Stated goal
Transcribe all of the records word for word, but omit the pictures.

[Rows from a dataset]
begin
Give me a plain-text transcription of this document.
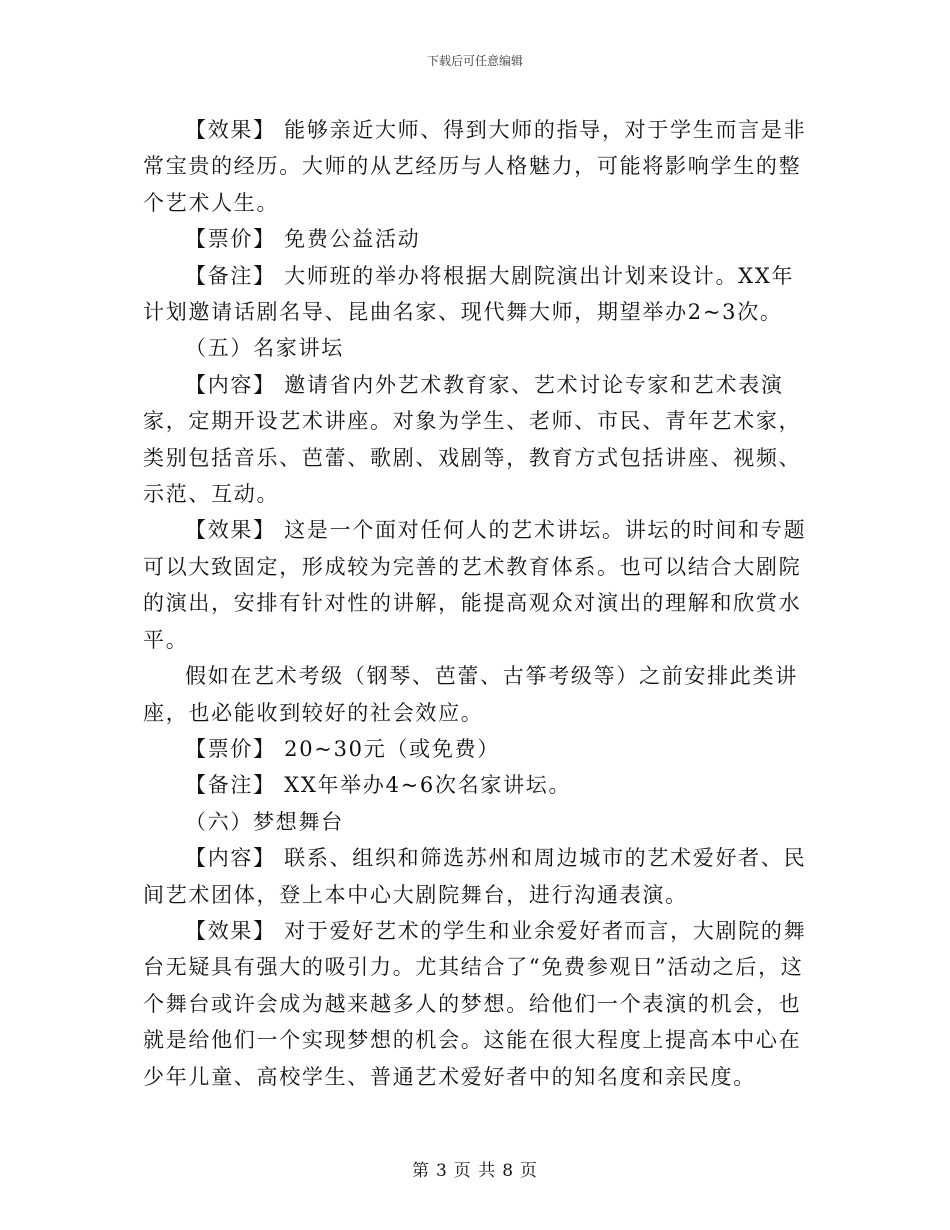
下载后可任意编辑

【效果】 能够亲近大师、得到大师的指导，对于学生而言是非常宝贵的经历。大师的从艺经历与人格魅力，可能将影响学生的整个艺术人生。

【票价】 免费公益活动

【备注】 大师班的举办将根据大剧院演出计划来设计。XX年计划邀请话剧名导、昆曲名家、现代舞大师，期望举办2~3次。

（五）名家讲坛

【内容】 邀请省内外艺术教育家、艺术讨论专家和艺术表演家，定期开设艺术讲座。对象为学生、老师、市民、青年艺术家，类别包括音乐、芭蕾、歌剧、戏剧等，教育方式包括讲座、视频、示范、互动。

【效果】 这是一个面对任何人的艺术讲坛。讲坛的时间和专题可以大致固定，形成较为完善的艺术教育体系。也可以结合大剧院的演出，安排有针对性的讲解，能提高观众对演出的理解和欣赏水平。

假如在艺术考级（钢琴、芭蕾、古筝考级等）之前安排此类讲座，也必能收到较好的社会效应。

【票价】 20~30元（或免费）

【备注】 XX年举办4~6次名家讲坛。

（六）梦想舞台

【内容】 联系、组织和筛选苏州和周边城市的艺术爱好者、民间艺术团体，登上本中心大剧院舞台，进行沟通表演。

【效果】 对于爱好艺术的学生和业余爱好者而言，大剧院的舞台无疑具有强大的吸引力。尤其结合了“免费参观日”活动之后，这个舞台或许会成为越来越多人的梦想。给他们一个表演的机会，也就是给他们一个实现梦想的机会。这能在很大程度上提高本中心在少年儿童、高校学生、普通艺术爱好者中的知名度和亲民度。

第 3 页 共 8 页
end
Response to the task
Give me a plain-text transcription of this document.
下载后可任意编辑

【效果】 能够亲近大师、得到大师的指导，对于学生而言是非常宝贵的经历。大师的从艺经历与人格魅力，可能将影响学生的整个艺术人生。

【票价】 免费公益活动

【备注】 大师班的举办将根据大剧院演出计划来设计。XX年计划邀请话剧名导、昆曲名家、现代舞大师，期望举办2~3次。

（五）名家讲坛

【内容】 邀请省内外艺术教育家、艺术讨论专家和艺术表演家，定期开设艺术讲座。对象为学生、老师、市民、青年艺术家，类别包括音乐、芭蕾、歌剧、戏剧等，教育方式包括讲座、视频、示范、互动。

【效果】 这是一个面对任何人的艺术讲坛。讲坛的时间和专题可以大致固定，形成较为完善的艺术教育体系。也可以结合大剧院的演出，安排有针对性的讲解，能提高观众对演出的理解和欣赏水平。

假如在艺术考级（钢琴、芭蕾、古筝考级等）之前安排此类讲座，也必能收到较好的社会效应。

【票价】 20~30元（或免费）

【备注】 XX年举办4~6次名家讲坛。

（六）梦想舞台

【内容】 联系、组织和筛选苏州和周边城市的艺术爱好者、民间艺术团体，登上本中心大剧院舞台，进行沟通表演。

【效果】 对于爱好艺术的学生和业余爱好者而言，大剧院的舞台无疑具有强大的吸引力。尤其结合了“免费参观日”活动之后，这个舞台或许会成为越来越多人的梦想。给他们一个表演的机会，也就是给他们一个实现梦想的机会。这能在很大程度上提高本中心在少年儿童、高校学生、普通艺术爱好者中的知名度和亲民度。

第 3 页 共 8 页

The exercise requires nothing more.